━━━ Information shown ━━━
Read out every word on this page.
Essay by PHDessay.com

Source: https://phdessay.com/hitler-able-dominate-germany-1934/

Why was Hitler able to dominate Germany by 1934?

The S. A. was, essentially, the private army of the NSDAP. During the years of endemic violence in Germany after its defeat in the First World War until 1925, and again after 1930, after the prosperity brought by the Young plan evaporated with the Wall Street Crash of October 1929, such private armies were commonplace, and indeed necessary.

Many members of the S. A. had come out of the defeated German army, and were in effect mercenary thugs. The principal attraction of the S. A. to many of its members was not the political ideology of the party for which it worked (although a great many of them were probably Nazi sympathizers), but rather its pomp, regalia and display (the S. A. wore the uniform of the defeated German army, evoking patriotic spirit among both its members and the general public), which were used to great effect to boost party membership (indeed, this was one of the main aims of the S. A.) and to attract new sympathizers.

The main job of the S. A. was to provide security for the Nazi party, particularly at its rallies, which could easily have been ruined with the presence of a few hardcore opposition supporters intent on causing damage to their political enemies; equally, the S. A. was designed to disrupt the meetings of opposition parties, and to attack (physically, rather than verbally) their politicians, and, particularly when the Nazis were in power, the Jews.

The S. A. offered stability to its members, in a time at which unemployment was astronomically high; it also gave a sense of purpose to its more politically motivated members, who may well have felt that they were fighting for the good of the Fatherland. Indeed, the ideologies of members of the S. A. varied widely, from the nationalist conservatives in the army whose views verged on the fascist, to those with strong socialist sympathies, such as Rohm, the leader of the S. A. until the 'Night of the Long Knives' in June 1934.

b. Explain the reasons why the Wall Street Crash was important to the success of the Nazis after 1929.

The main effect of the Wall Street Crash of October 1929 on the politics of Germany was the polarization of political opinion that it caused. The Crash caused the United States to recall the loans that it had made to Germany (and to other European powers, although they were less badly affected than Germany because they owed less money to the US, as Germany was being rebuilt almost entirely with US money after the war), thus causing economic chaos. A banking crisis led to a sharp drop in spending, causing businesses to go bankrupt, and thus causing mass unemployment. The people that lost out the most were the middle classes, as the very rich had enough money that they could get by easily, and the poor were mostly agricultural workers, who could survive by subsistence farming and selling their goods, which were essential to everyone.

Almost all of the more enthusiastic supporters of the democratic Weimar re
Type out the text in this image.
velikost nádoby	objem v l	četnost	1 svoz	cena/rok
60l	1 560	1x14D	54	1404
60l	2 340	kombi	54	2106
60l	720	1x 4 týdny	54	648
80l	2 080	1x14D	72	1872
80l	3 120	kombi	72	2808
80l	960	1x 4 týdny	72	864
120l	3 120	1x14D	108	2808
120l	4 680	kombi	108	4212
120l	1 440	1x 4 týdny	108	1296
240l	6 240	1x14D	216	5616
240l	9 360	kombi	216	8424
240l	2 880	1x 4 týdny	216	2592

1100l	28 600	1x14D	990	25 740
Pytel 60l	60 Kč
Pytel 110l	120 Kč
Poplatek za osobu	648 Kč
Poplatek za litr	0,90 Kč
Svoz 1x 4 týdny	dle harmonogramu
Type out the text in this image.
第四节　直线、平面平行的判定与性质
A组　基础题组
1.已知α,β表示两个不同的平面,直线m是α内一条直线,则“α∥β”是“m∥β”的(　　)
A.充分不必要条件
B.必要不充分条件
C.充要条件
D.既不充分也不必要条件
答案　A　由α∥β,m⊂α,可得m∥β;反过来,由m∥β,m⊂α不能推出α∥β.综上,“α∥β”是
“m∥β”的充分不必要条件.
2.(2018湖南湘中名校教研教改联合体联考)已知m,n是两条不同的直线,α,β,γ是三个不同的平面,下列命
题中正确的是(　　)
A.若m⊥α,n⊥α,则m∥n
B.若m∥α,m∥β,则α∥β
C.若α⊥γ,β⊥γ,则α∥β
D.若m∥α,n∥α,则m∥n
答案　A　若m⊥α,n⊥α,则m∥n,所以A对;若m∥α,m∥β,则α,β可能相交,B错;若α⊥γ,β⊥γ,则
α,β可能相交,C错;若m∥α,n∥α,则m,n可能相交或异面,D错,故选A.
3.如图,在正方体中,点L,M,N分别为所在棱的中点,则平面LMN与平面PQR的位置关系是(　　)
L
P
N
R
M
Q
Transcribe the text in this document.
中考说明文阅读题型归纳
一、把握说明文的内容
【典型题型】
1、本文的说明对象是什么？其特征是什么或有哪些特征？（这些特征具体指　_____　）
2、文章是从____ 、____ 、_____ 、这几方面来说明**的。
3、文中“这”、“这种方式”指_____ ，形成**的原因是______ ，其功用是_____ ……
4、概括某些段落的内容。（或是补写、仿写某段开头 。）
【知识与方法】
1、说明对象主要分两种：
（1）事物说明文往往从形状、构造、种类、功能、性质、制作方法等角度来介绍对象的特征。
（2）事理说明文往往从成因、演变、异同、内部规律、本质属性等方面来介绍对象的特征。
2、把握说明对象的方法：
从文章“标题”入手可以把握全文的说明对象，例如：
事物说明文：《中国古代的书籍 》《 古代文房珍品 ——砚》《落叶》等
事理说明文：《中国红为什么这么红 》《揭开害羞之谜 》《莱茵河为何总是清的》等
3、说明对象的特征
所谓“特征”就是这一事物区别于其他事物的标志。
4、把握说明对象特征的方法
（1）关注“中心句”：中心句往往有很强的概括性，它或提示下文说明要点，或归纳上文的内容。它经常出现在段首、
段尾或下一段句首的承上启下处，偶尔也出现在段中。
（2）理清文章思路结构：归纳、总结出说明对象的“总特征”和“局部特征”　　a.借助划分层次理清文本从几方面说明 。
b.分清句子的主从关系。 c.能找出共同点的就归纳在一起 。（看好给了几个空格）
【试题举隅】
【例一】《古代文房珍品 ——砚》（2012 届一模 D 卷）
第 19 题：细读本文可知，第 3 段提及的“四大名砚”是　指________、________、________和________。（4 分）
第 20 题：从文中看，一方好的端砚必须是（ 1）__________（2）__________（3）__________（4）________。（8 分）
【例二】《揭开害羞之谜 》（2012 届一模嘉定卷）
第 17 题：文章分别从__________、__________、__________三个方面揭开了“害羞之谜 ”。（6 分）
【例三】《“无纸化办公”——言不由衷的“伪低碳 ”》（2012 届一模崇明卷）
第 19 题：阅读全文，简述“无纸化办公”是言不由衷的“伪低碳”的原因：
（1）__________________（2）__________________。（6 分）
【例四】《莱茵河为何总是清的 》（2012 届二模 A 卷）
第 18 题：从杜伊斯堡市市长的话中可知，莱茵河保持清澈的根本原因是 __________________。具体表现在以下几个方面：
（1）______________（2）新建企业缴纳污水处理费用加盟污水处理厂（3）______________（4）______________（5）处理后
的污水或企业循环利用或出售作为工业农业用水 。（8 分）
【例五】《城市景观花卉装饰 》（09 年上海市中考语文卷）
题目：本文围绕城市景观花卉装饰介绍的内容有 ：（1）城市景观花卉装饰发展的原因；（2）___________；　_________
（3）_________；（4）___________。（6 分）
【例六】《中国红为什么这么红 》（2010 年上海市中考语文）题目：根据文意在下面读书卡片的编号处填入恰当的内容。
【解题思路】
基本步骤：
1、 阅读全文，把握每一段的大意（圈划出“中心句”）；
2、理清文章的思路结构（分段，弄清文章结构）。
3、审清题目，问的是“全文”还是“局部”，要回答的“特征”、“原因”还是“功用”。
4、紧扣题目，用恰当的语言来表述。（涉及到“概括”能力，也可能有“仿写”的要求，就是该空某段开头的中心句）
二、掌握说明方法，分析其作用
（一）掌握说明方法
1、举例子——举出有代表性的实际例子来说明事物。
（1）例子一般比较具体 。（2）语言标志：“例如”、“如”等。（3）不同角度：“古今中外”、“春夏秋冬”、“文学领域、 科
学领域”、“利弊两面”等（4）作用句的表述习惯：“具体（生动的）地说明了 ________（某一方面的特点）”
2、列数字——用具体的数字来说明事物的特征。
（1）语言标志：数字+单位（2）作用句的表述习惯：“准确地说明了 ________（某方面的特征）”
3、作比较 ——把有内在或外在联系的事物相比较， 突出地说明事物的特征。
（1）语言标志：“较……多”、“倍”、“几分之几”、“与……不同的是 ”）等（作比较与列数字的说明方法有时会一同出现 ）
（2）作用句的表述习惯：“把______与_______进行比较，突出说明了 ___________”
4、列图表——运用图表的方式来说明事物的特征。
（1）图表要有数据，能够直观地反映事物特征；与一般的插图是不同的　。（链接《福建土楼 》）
━━━
__Task requirements__
Which lines include the word "揭开害羞之谜"? List them all.

__Complete response__
事理说明文：《中国红为什么这么红 》《揭开害羞之谜 》《莱茵河为何总是清的》等
【例二】《揭开害羞之谜 》（2012 届一模嘉定卷）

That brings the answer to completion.